● **What you need to do**: Each line of the material must be repeated precisely, with the pictures left out.

● **Supplied records**:

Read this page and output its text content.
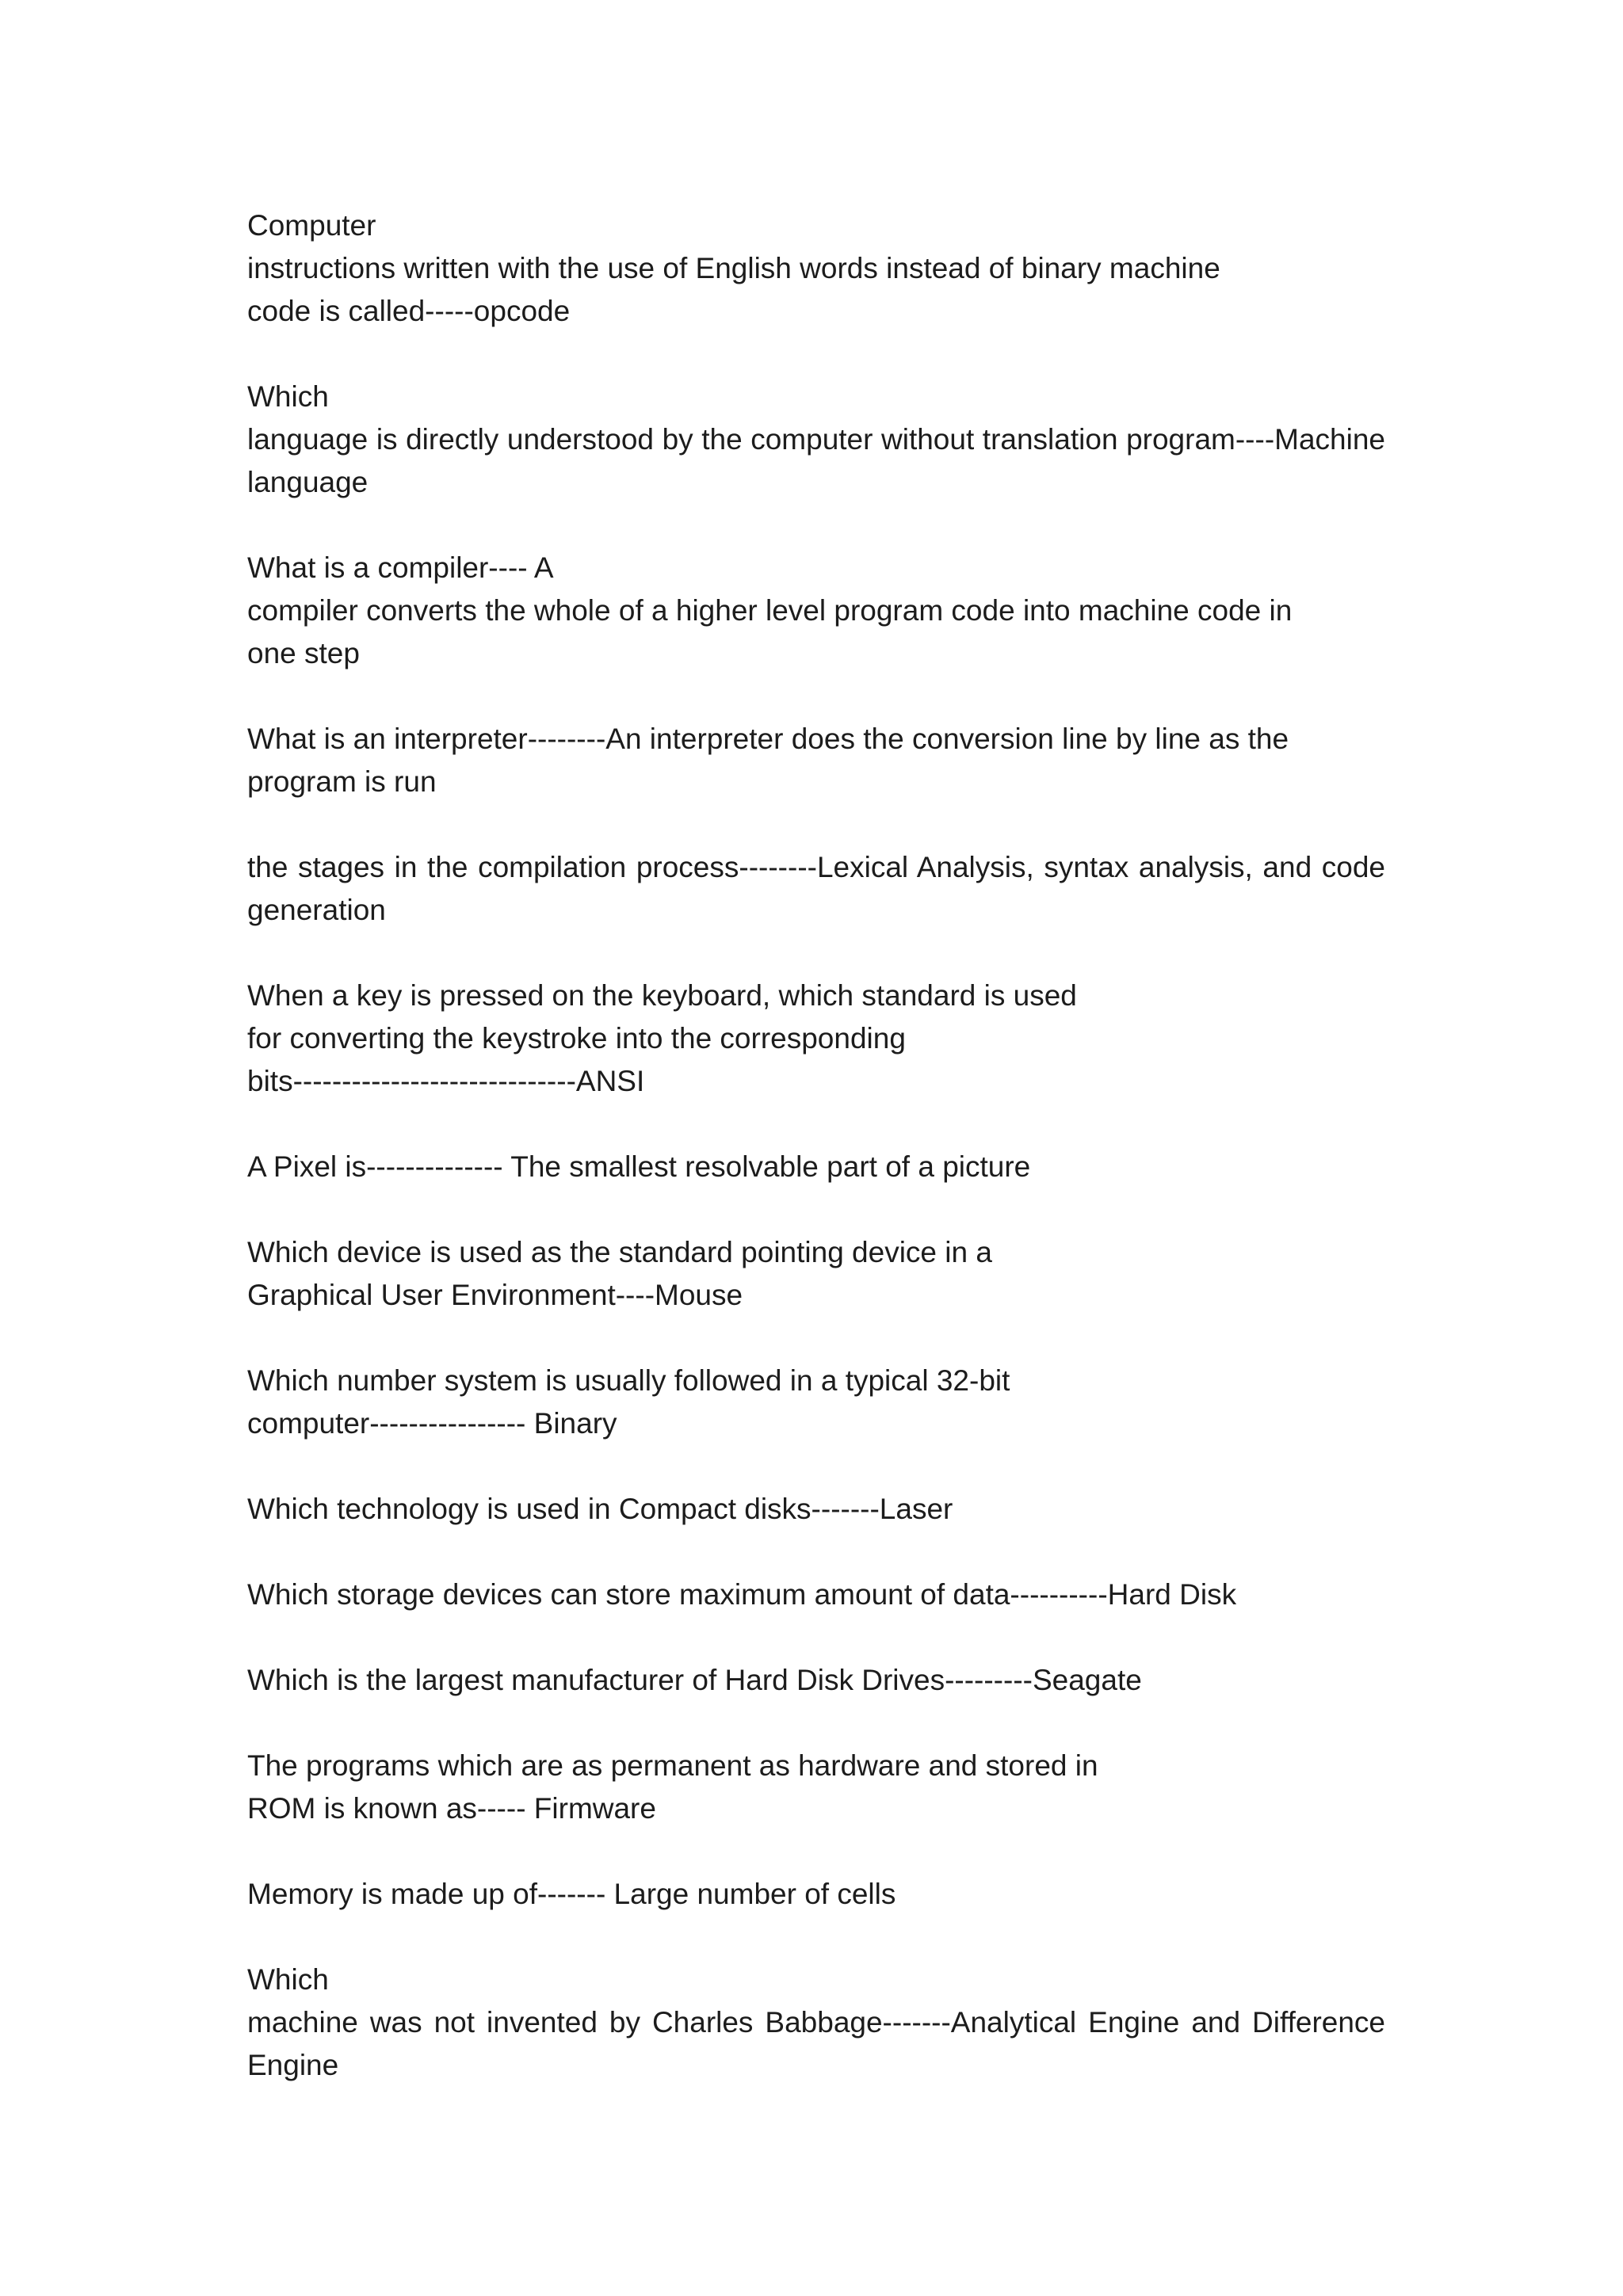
Computer
instructions written with the use of English words instead of binary machine
code is called-----opcode

Which
language is directly understood by the computer without translation program----Machine
language

What is a compiler---- A
compiler converts the whole of a higher level program code into machine code in
one step

What is an interpreter--------An interpreter does the conversion line by line as the
program is run

the stages in the compilation process--------Lexical Analysis, syntax analysis, and code
generation

When a key is pressed on the keyboard, which standard is used
for converting the keystroke into the corresponding
bits-----------------------------ANSI

A Pixel is-------------- The smallest resolvable part of a picture

Which device is used as the standard pointing device in a
Graphical User Environment----Mouse

Which number system is usually followed in a typical 32-bit
computer---------------- Binary

Which technology is used in Compact disks-------Laser

Which storage devices can store maximum amount of data----------Hard Disk

Which is the largest manufacturer of Hard Disk Drives---------Seagate

The programs which are as permanent as hardware and stored in
ROM is known as----- Firmware

Memory is made up of------- Large number of cells

Which
machine was not invented by Charles Babbage-------Analytical Engine and Difference
Engine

● **Reply to the task**:
Read this page and output its text content.
Computer
instructions written with the use of English words instead of binary machine
code is called-----opcode

Which
language is directly understood by the computer without translation program----Machine
language

What is a compiler---- A
compiler converts the whole of a higher level program code into machine code in
one step

What is an interpreter--------An interpreter does the conversion line by line as the
program is run

the stages in the compilation process--------Lexical Analysis, syntax analysis, and code
generation

When a key is pressed on the keyboard, which standard is used
for converting the keystroke into the corresponding
bits-----------------------------ANSI

A Pixel is-------------- The smallest resolvable part of a picture

Which device is used as the standard pointing device in a
Graphical User Environment----Mouse

Which number system is usually followed in a typical 32-bit
computer---------------- Binary

Which technology is used in Compact disks-------Laser

Which storage devices can store maximum amount of data----------Hard Disk

Which is the largest manufacturer of Hard Disk Drives---------Seagate

The programs which are as permanent as hardware and stored in
ROM is known as----- Firmware

Memory is made up of------- Large number of cells

Which
machine was not invented by Charles Babbage-------Analytical Engine and Difference
Engine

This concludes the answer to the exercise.